[start Record list]
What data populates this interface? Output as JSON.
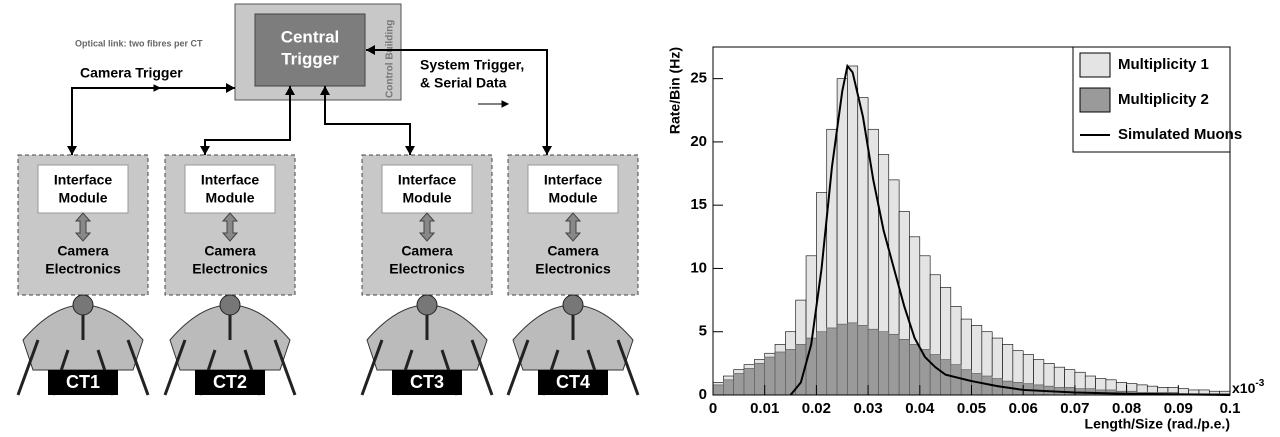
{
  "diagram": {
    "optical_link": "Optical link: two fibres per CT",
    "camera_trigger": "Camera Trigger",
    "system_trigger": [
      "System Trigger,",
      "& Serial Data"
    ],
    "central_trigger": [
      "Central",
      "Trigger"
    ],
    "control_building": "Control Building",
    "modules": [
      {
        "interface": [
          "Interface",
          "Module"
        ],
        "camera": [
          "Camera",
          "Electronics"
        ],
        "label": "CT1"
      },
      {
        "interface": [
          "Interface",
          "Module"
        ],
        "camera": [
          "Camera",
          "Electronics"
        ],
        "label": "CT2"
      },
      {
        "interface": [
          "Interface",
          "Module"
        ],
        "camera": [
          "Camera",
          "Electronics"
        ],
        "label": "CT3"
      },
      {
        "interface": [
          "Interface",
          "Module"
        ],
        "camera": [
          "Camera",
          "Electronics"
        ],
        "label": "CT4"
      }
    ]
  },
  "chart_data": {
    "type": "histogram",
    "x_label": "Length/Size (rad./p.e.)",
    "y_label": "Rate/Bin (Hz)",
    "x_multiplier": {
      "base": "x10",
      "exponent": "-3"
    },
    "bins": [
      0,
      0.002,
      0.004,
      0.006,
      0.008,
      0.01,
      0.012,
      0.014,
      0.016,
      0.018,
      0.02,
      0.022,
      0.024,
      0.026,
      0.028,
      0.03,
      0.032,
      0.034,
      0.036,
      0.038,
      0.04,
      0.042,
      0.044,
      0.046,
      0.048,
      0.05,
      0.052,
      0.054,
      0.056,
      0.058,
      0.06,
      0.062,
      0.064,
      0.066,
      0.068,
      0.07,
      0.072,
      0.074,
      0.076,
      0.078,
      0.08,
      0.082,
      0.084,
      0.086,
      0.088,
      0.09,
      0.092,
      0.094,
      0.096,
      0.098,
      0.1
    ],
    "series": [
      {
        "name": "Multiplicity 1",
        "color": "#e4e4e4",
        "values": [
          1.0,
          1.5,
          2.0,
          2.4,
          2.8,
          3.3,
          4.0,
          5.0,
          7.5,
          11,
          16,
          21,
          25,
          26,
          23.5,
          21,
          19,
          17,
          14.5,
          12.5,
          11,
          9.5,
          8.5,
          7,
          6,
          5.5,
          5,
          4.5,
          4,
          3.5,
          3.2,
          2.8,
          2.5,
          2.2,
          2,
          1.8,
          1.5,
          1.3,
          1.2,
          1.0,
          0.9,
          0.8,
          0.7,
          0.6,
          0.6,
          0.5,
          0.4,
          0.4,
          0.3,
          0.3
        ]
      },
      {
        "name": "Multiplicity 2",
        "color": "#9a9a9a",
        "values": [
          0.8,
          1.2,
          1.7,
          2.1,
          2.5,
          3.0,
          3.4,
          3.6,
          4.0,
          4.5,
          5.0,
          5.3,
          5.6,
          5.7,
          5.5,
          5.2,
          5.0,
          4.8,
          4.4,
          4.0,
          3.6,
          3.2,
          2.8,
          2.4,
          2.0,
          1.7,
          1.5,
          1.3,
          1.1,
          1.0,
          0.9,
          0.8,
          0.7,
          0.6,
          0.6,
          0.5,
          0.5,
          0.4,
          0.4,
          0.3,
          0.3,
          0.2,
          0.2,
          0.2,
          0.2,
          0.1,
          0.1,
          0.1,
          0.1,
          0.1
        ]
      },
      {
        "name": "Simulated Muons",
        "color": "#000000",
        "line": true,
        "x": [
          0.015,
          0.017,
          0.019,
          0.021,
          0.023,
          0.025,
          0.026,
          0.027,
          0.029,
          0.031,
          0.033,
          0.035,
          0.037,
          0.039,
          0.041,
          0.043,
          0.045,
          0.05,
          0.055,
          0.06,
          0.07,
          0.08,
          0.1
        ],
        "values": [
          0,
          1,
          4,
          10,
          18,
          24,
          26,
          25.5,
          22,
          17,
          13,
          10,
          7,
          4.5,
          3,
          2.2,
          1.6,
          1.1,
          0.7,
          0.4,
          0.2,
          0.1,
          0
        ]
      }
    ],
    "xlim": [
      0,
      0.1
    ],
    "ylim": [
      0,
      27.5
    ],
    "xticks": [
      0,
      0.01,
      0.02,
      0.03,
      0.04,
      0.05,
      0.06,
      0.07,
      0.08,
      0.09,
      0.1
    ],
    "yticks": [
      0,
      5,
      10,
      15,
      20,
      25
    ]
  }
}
[end Record list]
[start Record list]
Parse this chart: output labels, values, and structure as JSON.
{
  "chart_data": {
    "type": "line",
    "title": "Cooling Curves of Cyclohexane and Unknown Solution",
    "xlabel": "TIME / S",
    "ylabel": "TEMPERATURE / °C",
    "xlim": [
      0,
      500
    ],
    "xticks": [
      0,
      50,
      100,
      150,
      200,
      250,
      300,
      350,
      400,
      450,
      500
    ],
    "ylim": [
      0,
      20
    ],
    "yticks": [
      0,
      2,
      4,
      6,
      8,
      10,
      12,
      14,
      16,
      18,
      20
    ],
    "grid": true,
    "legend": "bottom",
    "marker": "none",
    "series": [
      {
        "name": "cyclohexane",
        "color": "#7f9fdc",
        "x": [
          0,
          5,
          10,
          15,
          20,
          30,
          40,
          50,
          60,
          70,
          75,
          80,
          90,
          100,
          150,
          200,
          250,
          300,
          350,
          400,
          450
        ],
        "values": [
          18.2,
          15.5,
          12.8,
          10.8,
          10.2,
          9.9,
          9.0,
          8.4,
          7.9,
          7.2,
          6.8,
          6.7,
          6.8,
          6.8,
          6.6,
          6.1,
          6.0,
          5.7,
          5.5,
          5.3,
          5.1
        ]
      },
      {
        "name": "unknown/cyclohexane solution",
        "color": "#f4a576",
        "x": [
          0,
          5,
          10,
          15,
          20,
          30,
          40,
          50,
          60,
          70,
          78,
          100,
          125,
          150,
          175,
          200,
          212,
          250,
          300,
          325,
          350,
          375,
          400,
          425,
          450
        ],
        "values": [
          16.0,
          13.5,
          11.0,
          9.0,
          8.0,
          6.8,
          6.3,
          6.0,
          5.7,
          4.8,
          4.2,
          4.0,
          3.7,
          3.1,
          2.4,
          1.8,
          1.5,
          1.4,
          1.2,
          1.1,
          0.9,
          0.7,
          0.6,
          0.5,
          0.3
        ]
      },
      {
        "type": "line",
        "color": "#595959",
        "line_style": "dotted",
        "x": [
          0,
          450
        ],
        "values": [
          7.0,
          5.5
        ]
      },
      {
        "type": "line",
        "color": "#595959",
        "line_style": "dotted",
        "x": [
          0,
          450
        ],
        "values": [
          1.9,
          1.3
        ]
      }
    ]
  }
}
[end Record list]
= Problem description =
Determine the number of lines containing "Multiplicity". Write only that number.

= Task response =
2